Re: Representing Unix filenames in Unicode

From: Philippe Verdy (verdy_p@wanadoo.fr)
Date: Sun Nov 27 2005 - 15:06:30 CST

Next message: Philippe Verdy: "Re: Character delta between Unicode 4.1 and 5.0"

Previous message: Philippe Verdy: "Fw: Representing Unix filenames in Unicode"
In reply to: Marcin 'Qrczak' Kowalczyk: "Re: Representing Unix filenames in Unicode"
Next in thread: Marcin 'Qrczak' Kowalczyk: "Re: Representing Unix filenames in Unicode"
Reply: Marcin 'Qrczak' Kowalczyk: "Re: Representing Unix filenames in Unicode"
Messages sorted by: [ date ] [ thread ] [ subject ] [ author ] [ attachment ]
Mail actions: [ respond to this message ] [ mail a new topic ]

From: "Marcin 'Qrczak' Kowalczyk" <qrczak@knm.org.pl>
> What Java does is that converting a byte string to Unicode and back
> can yield a different byte string without signalling any error
> (invalid UTF-8 fragments gets converted to U+FFFD which has a
> different representation in UTF-8). I can pass an existing filename as
> an argument to the program, and the program will access a different
> file. This is bad.

Java has its own implementation issues, but this is not a language defect,
only an implementation bug.

My opinion is that it should not present to users a Unicode filename that it
can't reproduce exactly asit was read from the filesystem. Java already has
a method to query the effective (canonical) filename that is used on the
filesystem after creation. So applications should use it (if not, it's a
application bug, not a Java API design bug).

----

REQUIREMENT 1: Update the post on Unix filenames, starting with "In reply to: Marcin" and going on through "This is bad.", so that "byte string" becomes "octet string".
REQUIREMENT 2: Extend the post on representing Unix filenames in Unicode, picking up after its final sentence.

Stored items
----

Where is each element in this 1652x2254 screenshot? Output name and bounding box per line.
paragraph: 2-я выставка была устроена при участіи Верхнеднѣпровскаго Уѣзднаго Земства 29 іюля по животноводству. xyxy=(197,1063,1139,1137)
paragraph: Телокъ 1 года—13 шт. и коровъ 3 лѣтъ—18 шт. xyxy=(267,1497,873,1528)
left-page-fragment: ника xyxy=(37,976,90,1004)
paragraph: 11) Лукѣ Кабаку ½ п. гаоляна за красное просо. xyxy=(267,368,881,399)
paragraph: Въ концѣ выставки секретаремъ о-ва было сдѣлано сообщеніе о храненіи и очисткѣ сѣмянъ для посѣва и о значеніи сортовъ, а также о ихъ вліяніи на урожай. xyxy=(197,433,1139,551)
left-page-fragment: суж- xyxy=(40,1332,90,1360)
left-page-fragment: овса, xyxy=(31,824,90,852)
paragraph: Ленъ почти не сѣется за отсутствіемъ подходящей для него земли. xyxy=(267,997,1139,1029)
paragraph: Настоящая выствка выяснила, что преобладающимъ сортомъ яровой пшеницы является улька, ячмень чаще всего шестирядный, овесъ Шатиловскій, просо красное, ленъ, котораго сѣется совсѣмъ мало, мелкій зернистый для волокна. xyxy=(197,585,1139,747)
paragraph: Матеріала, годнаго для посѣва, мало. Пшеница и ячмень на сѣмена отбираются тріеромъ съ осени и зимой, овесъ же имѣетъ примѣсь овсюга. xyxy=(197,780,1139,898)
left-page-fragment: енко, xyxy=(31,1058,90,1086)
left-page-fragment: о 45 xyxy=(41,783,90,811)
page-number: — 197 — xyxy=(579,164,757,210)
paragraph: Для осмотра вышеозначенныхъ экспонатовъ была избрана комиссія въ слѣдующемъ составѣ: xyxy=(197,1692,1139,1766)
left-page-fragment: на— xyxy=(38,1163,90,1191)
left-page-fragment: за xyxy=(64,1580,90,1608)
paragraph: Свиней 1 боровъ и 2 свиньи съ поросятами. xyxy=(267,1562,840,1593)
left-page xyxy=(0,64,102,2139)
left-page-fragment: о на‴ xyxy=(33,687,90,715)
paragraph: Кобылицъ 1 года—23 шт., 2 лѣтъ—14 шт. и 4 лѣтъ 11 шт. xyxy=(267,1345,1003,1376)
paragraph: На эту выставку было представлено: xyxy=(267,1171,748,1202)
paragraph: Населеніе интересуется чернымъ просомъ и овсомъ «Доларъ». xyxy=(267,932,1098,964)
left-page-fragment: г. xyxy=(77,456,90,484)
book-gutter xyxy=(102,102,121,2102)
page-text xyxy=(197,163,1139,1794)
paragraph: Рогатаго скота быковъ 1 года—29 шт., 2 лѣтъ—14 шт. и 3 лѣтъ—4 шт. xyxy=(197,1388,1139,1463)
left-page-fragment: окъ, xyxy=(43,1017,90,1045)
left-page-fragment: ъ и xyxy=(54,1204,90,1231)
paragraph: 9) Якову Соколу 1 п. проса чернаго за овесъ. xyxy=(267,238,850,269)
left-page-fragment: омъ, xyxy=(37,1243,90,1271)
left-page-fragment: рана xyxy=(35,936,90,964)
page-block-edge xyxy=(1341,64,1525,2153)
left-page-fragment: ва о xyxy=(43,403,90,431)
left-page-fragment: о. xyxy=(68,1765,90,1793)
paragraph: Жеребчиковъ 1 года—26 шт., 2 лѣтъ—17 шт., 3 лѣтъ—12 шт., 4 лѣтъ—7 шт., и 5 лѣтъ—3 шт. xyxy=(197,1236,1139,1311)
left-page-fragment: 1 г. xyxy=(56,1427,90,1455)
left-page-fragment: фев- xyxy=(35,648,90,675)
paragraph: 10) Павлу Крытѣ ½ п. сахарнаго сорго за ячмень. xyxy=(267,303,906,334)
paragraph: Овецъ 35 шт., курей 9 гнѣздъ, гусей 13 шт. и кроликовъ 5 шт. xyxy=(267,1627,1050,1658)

----

REPLY 1:
In reply to: Marcin 'Qrczak' Kowalczyk: "Re: Representing Unix filenames in Unicode"
Next in thread: Marcin 'Qrczak' Kowalczyk: "Re: Representing Unix filenames in Unicode"
Reply: Marcin 'Qrczak' Kowalczyk: "Re: Representing Unix filenames in Unicode"
Messages sorted by: [ date ] [ thread ] [ subject ] [ author ] [ attachment ]
Mail actions: [ respond to this message ] [ mail a new topic ]

From: "Marcin 'Qrczak' Kowalczyk" <qrczak@knm.org.pl>
> What Java does is that converting a octet string to Unicode and back
> can yield a different octet string without signalling any error
> (invalid UTF-8 fragments gets converted to U+FFFD which has a
> different representation in UTF-8). I can pass an existing filename as
> an argument to the program, and the program will access a different
> file. This is bad.

REPLY 2:
Applications should also check for file existence using the canonical names
reported from the filesystem (using simple equality does not work with
filesystems that are insensitive to case).

Filesystems that currently allow storing random byte strings are bogous and
should be corrected (the historic UFS filesystem for Unix needs a fix, at
least in its associated filesystem tools like "fsck"). All filesystems
should be consistent with the character encoding they use, even if it's only
pure ASCII (such as ISO9660). If this is not enforced for now in a specific
filesystem, it should be enforced system-wide in the OS itself and all its
API's, with a global system setting considered immediately at boot time.

There's aboslutely no reason for applications running on the same system to
use multiple encodings that the OS can't know. If there must exist several
encodings depending on the user's locale, then the user's locale setting
must be accessible to the OS itself (so the locale system must become part
of it, part of its kernel services, instead of being outside in a
application library).

From my point of view, an application that depends on the OS capability to
store distinct filenames for every random byte stream is bogous.

Note that under Unix filesystems, files are identified by inode numbers, not
by names directly. Names are physically stored in a file identified by a
inode number. The format of that special file can physically embed the
encoding which was used to create that filename. The OS service that manage
the storage of these names to create links to inodes is the "dirent"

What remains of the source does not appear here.